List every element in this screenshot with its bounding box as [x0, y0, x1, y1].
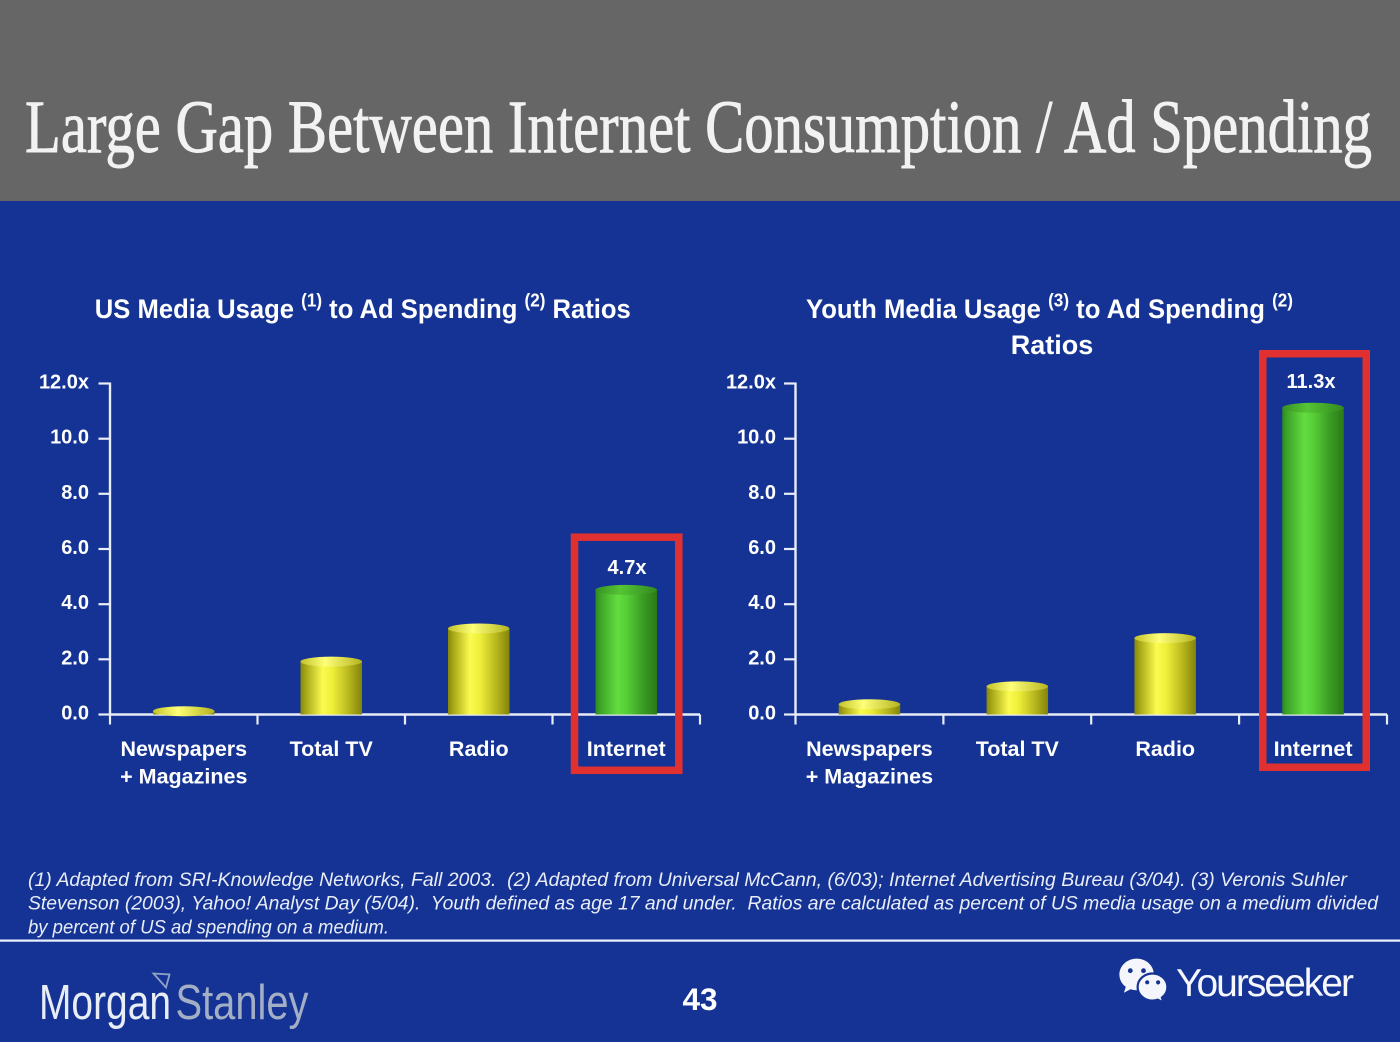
.....
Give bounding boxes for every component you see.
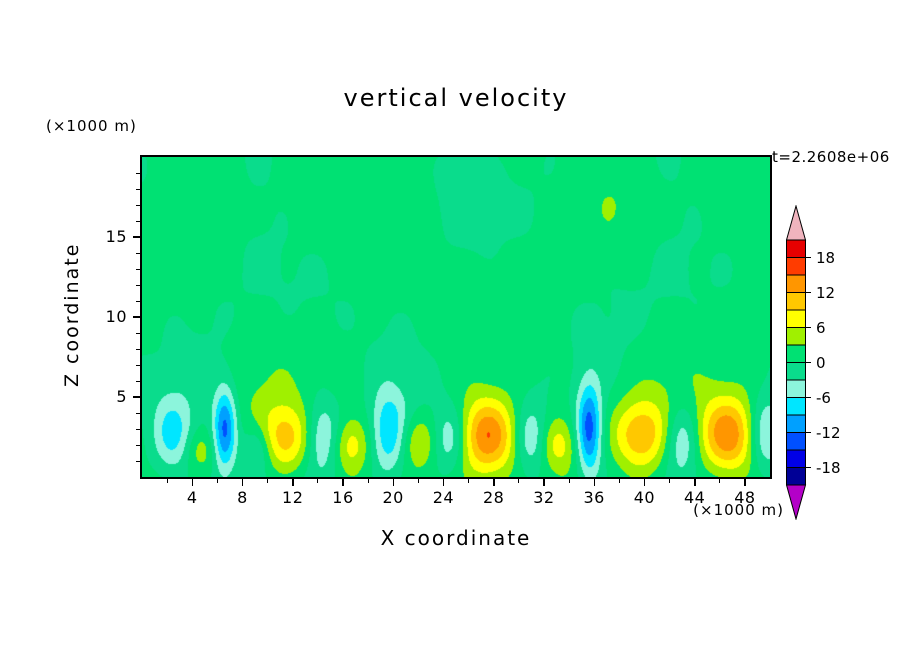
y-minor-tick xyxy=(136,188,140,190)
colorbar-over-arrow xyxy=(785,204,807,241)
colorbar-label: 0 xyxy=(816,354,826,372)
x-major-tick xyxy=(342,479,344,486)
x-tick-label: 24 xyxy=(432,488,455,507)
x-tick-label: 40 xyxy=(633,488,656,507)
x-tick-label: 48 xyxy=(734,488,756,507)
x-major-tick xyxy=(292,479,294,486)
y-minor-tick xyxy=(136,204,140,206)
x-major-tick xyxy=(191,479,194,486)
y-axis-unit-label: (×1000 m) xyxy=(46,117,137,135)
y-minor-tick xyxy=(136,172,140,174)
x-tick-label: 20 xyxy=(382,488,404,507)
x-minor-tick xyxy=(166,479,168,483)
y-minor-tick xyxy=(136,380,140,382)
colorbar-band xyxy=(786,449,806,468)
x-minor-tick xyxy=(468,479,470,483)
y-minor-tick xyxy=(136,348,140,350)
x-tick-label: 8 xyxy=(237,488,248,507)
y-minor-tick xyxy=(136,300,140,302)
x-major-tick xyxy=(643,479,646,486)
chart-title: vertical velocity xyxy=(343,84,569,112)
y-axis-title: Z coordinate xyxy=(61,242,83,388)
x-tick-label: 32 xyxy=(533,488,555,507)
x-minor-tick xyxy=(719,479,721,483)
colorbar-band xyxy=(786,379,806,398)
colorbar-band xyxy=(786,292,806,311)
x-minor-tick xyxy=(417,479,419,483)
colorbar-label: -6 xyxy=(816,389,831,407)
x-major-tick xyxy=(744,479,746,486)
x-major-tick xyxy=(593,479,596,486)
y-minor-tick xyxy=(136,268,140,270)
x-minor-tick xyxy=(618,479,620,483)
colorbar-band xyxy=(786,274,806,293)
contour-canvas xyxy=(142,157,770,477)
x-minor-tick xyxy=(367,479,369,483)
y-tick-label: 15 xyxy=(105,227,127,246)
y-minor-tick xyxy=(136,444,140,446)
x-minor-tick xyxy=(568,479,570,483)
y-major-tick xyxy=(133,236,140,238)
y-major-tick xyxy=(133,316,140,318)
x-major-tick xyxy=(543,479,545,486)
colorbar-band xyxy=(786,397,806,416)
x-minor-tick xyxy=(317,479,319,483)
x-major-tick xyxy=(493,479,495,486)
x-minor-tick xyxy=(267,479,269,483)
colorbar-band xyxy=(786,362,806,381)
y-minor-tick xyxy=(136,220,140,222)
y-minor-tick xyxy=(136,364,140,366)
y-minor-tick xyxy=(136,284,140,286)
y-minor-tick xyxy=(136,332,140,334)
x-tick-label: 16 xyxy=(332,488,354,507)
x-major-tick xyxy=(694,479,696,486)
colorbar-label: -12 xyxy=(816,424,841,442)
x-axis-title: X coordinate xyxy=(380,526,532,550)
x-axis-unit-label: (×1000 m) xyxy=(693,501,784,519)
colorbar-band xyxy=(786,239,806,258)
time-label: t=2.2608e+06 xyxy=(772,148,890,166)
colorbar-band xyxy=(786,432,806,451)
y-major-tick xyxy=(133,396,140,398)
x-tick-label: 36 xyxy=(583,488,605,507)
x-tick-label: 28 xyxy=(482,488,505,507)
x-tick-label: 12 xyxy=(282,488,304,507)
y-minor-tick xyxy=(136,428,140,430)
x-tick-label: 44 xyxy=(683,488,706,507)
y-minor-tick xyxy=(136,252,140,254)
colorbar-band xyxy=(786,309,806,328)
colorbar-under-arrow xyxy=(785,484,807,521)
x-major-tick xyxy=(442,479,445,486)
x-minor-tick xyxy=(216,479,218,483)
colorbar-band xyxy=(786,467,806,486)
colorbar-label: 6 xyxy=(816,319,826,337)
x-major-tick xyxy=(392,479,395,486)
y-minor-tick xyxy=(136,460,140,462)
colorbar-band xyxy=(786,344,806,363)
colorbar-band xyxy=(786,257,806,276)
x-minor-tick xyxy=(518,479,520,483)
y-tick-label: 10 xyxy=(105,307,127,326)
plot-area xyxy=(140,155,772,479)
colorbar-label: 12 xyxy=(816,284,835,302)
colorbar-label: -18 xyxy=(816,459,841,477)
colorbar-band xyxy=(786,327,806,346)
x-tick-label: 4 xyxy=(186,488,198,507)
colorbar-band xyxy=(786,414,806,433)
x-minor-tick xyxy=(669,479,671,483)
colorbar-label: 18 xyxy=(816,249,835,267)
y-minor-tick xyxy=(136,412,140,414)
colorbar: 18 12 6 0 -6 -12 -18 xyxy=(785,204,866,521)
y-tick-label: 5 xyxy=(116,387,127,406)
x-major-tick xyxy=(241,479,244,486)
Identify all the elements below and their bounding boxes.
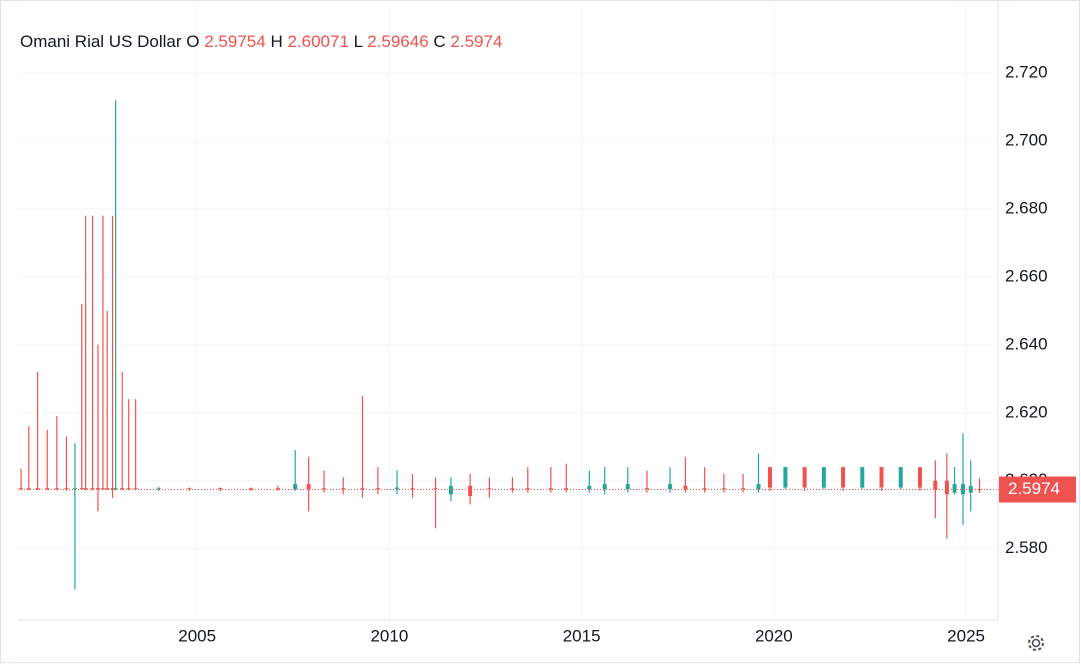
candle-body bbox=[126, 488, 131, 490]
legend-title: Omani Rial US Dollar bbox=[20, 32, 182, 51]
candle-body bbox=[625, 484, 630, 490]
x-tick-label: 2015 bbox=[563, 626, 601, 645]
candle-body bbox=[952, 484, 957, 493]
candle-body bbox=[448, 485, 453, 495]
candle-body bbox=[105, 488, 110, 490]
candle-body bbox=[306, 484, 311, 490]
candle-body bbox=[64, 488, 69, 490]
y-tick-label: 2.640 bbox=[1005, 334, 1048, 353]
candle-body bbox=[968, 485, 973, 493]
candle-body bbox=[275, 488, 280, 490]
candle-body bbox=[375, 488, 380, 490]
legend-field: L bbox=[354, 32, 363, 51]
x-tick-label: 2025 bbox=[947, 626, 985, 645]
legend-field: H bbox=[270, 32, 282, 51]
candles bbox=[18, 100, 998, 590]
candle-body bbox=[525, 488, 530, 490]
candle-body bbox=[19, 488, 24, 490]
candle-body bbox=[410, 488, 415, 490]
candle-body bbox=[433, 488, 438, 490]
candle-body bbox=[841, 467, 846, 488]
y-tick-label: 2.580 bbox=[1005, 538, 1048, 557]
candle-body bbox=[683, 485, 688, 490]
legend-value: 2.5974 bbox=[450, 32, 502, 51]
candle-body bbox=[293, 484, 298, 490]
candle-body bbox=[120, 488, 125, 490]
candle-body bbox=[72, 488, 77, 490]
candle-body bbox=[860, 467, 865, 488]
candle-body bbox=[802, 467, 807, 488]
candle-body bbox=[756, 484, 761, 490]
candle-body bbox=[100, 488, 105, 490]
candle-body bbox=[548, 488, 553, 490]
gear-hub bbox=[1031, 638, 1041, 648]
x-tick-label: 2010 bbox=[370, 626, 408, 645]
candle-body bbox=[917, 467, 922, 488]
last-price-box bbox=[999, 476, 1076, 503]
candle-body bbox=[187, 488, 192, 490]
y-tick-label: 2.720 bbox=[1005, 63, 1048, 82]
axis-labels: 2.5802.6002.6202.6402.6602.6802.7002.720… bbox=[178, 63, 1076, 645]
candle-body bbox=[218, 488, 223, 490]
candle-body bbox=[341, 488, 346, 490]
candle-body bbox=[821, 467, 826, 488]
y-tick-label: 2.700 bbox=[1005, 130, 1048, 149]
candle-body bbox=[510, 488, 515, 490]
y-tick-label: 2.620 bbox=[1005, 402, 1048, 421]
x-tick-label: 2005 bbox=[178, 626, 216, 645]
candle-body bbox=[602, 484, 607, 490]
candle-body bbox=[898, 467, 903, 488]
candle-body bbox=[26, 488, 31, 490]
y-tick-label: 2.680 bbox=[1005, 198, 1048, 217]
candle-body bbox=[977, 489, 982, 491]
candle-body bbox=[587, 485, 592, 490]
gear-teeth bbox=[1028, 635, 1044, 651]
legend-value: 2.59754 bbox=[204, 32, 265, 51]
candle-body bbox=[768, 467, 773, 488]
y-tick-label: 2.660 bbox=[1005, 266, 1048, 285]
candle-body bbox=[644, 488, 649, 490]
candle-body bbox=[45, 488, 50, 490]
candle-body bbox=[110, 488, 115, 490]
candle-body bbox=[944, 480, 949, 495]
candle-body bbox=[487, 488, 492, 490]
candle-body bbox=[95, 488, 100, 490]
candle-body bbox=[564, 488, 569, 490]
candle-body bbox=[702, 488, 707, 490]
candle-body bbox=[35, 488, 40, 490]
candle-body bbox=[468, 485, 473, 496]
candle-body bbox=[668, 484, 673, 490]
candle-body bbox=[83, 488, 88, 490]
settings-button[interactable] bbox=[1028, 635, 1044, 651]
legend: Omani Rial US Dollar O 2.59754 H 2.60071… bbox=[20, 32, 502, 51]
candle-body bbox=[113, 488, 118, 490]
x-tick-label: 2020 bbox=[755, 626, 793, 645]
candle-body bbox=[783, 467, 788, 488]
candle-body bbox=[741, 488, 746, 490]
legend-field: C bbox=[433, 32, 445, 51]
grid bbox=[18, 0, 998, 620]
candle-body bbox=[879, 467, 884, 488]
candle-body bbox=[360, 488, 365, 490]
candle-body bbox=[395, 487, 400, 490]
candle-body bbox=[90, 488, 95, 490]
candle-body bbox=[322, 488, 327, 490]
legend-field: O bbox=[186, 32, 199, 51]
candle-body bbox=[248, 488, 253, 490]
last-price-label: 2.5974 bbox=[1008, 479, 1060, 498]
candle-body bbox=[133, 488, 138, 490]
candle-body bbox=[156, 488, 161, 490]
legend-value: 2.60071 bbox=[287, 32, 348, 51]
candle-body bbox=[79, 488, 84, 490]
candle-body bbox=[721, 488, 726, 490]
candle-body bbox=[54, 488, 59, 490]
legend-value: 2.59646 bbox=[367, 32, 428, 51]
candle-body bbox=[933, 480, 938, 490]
.....
Written problem>
Return every line of the records that contains the string "Dollar", treating uppercase and lowercase as different.

The answer>
legend-title: Omani Rial US Dollar bbox=[20, 32, 182, 51]
legend: Omani Rial US Dollar O 2.59754 H 2.60071… bbox=[20, 32, 502, 51]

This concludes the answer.